OBJECTIVE —
Every record below should be printed exactly as given.

INFORMATION PROVIDED —
>>>>>

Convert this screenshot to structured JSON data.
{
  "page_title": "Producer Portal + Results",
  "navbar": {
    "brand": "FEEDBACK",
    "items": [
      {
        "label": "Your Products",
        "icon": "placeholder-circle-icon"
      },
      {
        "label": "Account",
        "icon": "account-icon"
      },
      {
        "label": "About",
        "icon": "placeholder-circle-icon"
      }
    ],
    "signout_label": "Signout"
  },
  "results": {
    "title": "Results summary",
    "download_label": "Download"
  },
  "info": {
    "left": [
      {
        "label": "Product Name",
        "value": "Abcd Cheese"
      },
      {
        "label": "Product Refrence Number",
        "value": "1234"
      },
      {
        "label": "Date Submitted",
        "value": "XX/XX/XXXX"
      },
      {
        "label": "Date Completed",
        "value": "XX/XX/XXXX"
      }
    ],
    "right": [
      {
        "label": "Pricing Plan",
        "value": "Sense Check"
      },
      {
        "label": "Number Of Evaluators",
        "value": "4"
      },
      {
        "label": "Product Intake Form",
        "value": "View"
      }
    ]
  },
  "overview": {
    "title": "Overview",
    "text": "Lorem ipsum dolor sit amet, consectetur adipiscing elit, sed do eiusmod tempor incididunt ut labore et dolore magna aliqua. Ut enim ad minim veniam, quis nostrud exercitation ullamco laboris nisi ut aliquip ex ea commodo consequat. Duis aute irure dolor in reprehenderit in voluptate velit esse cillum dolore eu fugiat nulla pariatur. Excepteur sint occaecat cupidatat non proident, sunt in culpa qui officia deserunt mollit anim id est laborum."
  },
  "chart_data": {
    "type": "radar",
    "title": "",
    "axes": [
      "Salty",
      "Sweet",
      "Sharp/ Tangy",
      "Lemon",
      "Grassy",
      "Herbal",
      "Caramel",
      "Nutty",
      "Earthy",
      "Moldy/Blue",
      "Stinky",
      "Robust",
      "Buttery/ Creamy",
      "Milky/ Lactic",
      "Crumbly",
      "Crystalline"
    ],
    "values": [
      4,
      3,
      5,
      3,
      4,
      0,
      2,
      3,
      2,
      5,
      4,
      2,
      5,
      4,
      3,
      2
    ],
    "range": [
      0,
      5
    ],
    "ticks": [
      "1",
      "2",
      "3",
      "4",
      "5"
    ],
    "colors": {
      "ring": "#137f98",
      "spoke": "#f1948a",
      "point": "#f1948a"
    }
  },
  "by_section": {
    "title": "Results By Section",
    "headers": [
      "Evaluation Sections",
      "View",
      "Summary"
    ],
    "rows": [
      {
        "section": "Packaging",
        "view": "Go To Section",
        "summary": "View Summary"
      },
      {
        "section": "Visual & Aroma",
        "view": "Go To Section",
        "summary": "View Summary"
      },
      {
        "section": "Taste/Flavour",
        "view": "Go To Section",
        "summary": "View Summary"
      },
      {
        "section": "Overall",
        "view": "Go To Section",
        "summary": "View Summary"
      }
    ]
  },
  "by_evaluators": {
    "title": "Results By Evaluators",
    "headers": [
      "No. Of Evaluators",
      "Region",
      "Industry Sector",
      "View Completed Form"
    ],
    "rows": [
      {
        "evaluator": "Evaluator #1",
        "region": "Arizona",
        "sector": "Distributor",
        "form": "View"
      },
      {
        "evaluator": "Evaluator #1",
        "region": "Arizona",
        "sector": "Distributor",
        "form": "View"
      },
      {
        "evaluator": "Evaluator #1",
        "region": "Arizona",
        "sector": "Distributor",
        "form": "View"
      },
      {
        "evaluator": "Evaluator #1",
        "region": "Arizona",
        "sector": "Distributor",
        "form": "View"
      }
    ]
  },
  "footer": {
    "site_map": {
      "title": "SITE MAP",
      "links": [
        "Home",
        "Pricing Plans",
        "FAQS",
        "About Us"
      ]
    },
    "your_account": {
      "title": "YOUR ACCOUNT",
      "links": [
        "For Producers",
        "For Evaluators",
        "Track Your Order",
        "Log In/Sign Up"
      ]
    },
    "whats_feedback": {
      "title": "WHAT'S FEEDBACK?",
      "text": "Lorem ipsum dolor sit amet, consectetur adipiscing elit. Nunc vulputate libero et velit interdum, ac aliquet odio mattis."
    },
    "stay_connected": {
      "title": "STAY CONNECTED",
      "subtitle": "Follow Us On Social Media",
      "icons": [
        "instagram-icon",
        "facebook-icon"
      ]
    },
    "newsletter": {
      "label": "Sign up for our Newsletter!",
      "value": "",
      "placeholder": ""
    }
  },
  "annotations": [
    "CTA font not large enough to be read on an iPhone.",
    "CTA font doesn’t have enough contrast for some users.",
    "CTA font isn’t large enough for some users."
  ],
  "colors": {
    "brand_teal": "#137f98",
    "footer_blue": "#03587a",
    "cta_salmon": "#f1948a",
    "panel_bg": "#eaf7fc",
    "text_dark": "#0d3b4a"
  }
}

<<<<<

CORRECT OUTPUT —
Convert this screenshot to structured JSON data.
{
  "page_title": "Producer Portal + Results",
  "navbar": {
    "brand": "FEEDBACK",
    "items": [
      {
        "label": "Your Products",
        "icon": "placeholder-circle-icon"
      },
      {
        "label": "Account",
        "icon": "account-icon"
      },
      {
        "label": "About",
        "icon": "placeholder-circle-icon"
      }
    ],
    "signout_label": "Signout"
  },
  "results": {
    "title": "Results summary",
    "download_label": "Download"
  },
  "info": {
    "left": [
      {
        "label": "Product Name",
        "value": "Abcd Cheese"
      },
      {
        "label": "Product Refrence Number",
        "value": "1234"
      },
      {
        "label": "Date Submitted",
        "value": "XX/XX/XXXX"
      },
      {
        "label": "Date Completed",
        "value": "XX/XX/XXXX"
      }
    ],
    "right": [
      {
        "label": "Pricing Plan",
        "value": "Sense Check"
      },
      {
        "label": "Number Of Evaluators",
        "value": "4"
      },
      {
        "label": "Product Intake Form",
        "value": "View"
      }
    ]
  },
  "overview": {
    "title": "Overview",
    "text": "Lorem ipsum dolor sit amet, consectetur adipiscing elit, sed do eiusmod tempor incididunt ut labore et dolore magna aliqua. Ut enim ad minim veniam, quis nostrud exercitation ullamco laboris nisi ut aliquip ex ea commodo consequat. Duis aute irure dolor in reprehenderit in voluptate velit esse cillum dolore eu fugiat nulla pariatur. Excepteur sint occaecat cupidatat non proident, sunt in culpa qui officia deserunt mollit anim id est laborum."
  },
  "chart_data": {
    "type": "radar",
    "title": "",
    "axes": [
      "Salty",
      "Sweet",
      "Sharp/ Tangy",
      "Lemon",
      "Grassy",
      "Herbal",
      "Caramel",
      "Nutty",
      "Earthy",
      "Moldy/Blue",
      "Stinky",
      "Robust",
      "Buttery/ Creamy",
      "Milky/ Lactic",
      "Crumbly",
      "Crystalline"
    ],
    "values": [
      4,
      3,
      5,
      3,
      4,
      0,
      2,
      3,
      2,
      5,
      4,
      2,
      5,
      4,
      3,
      2
    ],
    "range": [
      0,
      5
    ],
    "ticks": [
      "1",
      "2",
      "3",
      "4",
      "5"
    ],
    "colors": {
      "ring": "#137f98",
      "spoke": "#f1948a",
      "point": "#f1948a"
    }
  },
  "by_section": {
    "title": "Results By Section",
    "headers": [
      "Evaluation Sections",
      "View",
      "Summary"
    ],
    "rows": [
      {
        "section": "Packaging",
        "view": "Go To Section",
        "summary": "View Summary"
      },
      {
        "section": "Visual & Aroma",
        "view": "Go To Section",
        "summary": "View Summary"
      },
      {
        "section": "Taste/Flavour",
        "view": "Go To Section",
        "summary": "View Summary"
      },
      {
        "section": "Overall",
        "view": "Go To Section",
        "summary": "View Summary"
      }
    ]
  },
  "by_evaluators": {
    "title": "Results By Evaluators",
    "headers": [
      "No. Of Evaluators",
      "Region",
      "Industry Sector",
      "View Completed Form"
    ],
    "rows": [
      {
        "evaluator": "Evaluator #1",
        "region": "Arizona",
        "sector": "Distributor",
        "form": "View"
      },
      {
        "evaluator": "Evaluator #1",
        "region": "Arizona",
        "sector": "Distributor",
        "form": "View"
      },
      {
        "evaluator": "Evaluator #1",
        "region": "Arizona",
        "sector": "Distributor",
        "form": "View"
      },
      {
        "evaluator": "Evaluator #1",
        "region": "Arizona",
        "sector": "Distributor",
        "form": "View"
      }
    ]
  },
  "footer": {
    "site_map": {
      "title": "SITE MAP",
      "links": [
        "Home",
        "Pricing Plans",
        "FAQS",
        "About Us"
      ]
    },
    "your_account": {
      "title": "YOUR ACCOUNT",
      "links": [
        "For Producers",
        "For Evaluators",
        "Track Your Order",
        "Log In/Sign Up"
      ]
    },
    "whats_feedback": {
      "title": "WHAT'S FEEDBACK?",
      "text": "Lorem ipsum dolor sit amet, consectetur adipiscing elit. Nunc vulputate libero et velit interdum, ac aliquet odio mattis."
    },
    "stay_connected": {
      "title": "STAY CONNECTED",
      "subtitle": "Follow Us On Social Media",
      "icons": [
        "instagram-icon",
        "facebook-icon"
      ]
    },
    "newsletter": {
      "label": "Sign up for our Newsletter!",
      "value": "",
      "placeholder": ""
    }
  },
  "annotations": [
    "CTA font not large enough to be read on an iPhone.",
    "CTA font doesn’t have enough contrast for some users.",
    "CTA font isn’t large enough for some users."
  ],
  "colors": {
    "brand_teal": "#137f98",
    "footer_blue": "#03587a",
    "cta_salmon": "#f1948a",
    "panel_bg": "#eaf7fc",
    "text_dark": "#0d3b4a"
  }
}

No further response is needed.